(Figure data in JSON)

▽

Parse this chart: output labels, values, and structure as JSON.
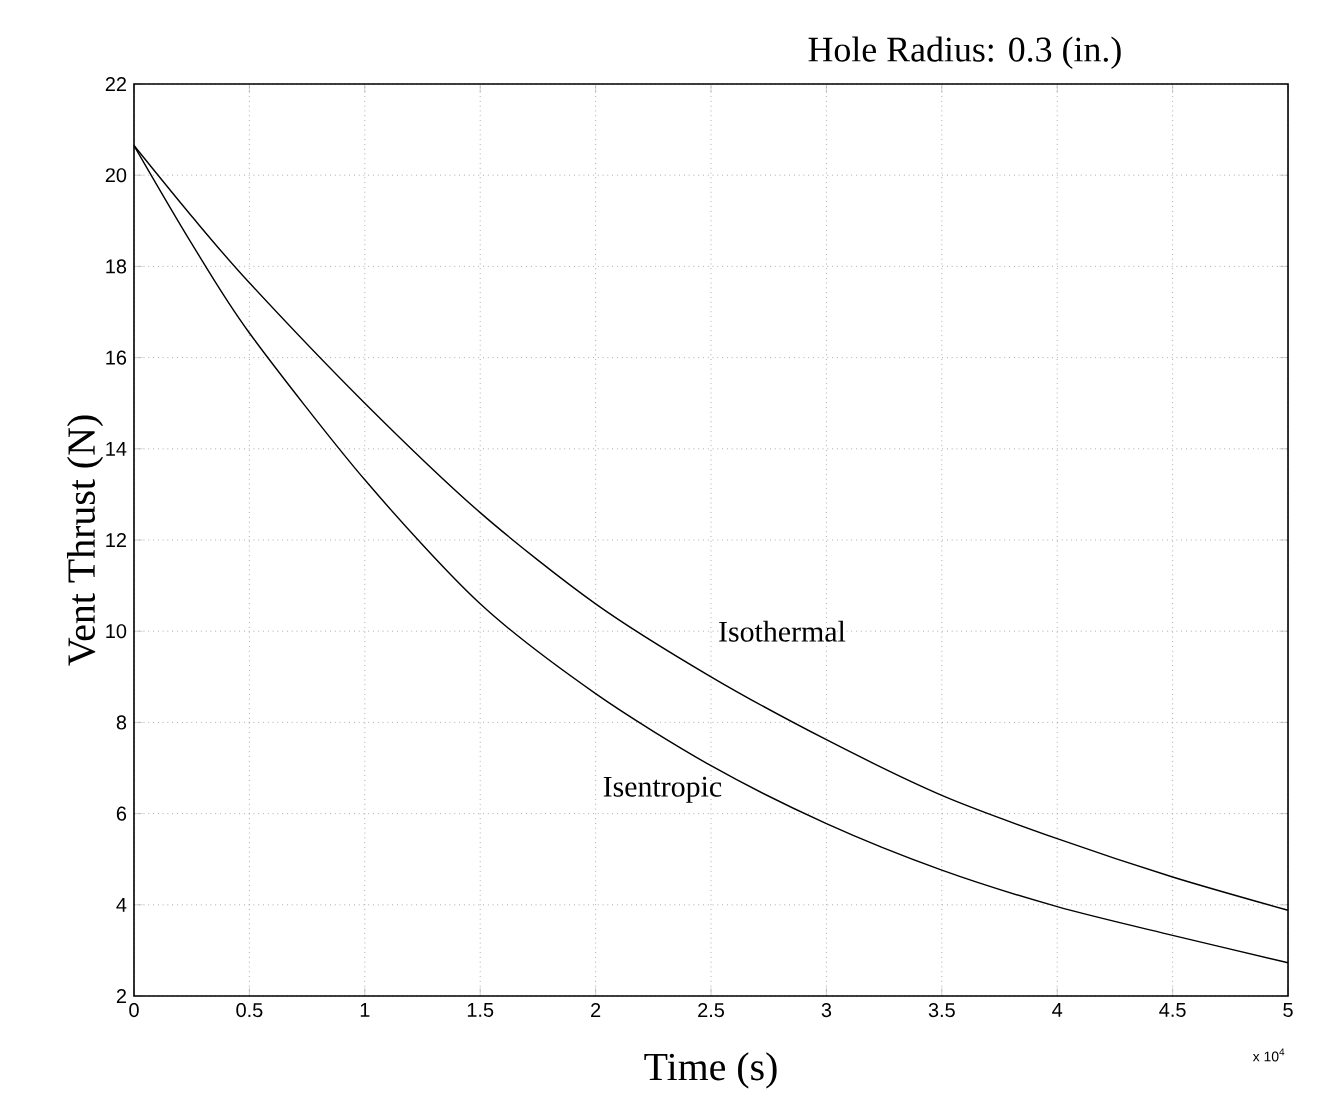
{
  "chart_data": {
    "type": "line",
    "title": "Hole Radius: 0.3 (in.)",
    "xlabel": "Time (s)",
    "ylabel": "Vent Thrust (N)",
    "xlim": [
      0,
      5
    ],
    "ylim": [
      2,
      22
    ],
    "xticks": [
      0,
      0.5,
      1,
      1.5,
      2,
      2.5,
      3,
      3.5,
      4,
      4.5,
      5
    ],
    "yticks": [
      2,
      4,
      6,
      8,
      10,
      12,
      14,
      16,
      18,
      20,
      22
    ],
    "grid": true,
    "marker": "none",
    "line_style": "solid",
    "annotations": [
      "x 10$^{4}$"
    ],
    "x": [
      0,
      0.25,
      0.5,
      1,
      1.5,
      2,
      2.5,
      3,
      3.5,
      4,
      4.5,
      5
    ],
    "series": [
      {
        "name": "Isothermal",
        "color": "#000000",
        "values": [
          20.65,
          19.1,
          17.64,
          15.0,
          12.6,
          10.6,
          9.0,
          7.62,
          6.4,
          5.45,
          4.61,
          3.88
        ]
      },
      {
        "name": "Isentropic",
        "color": "#000000",
        "values": [
          20.65,
          18.5,
          16.54,
          13.32,
          10.6,
          8.63,
          7.05,
          5.78,
          4.76,
          3.96,
          3.33,
          2.73
        ]
      }
    ]
  }
}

△

Print the listing above in full, exactly as written. Omit any pictures.

RESULT BELOW:
Parse this chart: output labels, values, and structure as JSON.
{
  "chart_data": {
    "type": "line",
    "title": "Hole Radius: 0.3 (in.)",
    "xlabel": "Time (s)",
    "ylabel": "Vent Thrust (N)",
    "xlim": [
      0,
      5
    ],
    "ylim": [
      2,
      22
    ],
    "xticks": [
      0,
      0.5,
      1,
      1.5,
      2,
      2.5,
      3,
      3.5,
      4,
      4.5,
      5
    ],
    "yticks": [
      2,
      4,
      6,
      8,
      10,
      12,
      14,
      16,
      18,
      20,
      22
    ],
    "grid": true,
    "marker": "none",
    "line_style": "solid",
    "annotations": [
      "x 10$^{4}$"
    ],
    "x": [
      0,
      0.25,
      0.5,
      1,
      1.5,
      2,
      2.5,
      3,
      3.5,
      4,
      4.5,
      5
    ],
    "series": [
      {
        "name": "Isothermal",
        "color": "#000000",
        "values": [
          20.65,
          19.1,
          17.64,
          15.0,
          12.6,
          10.6,
          9.0,
          7.62,
          6.4,
          5.45,
          4.61,
          3.88
        ]
      },
      {
        "name": "Isentropic",
        "color": "#000000",
        "values": [
          20.65,
          18.5,
          16.54,
          13.32,
          10.6,
          8.63,
          7.05,
          5.78,
          4.76,
          3.96,
          3.33,
          2.73
        ]
      }
    ]
  }
}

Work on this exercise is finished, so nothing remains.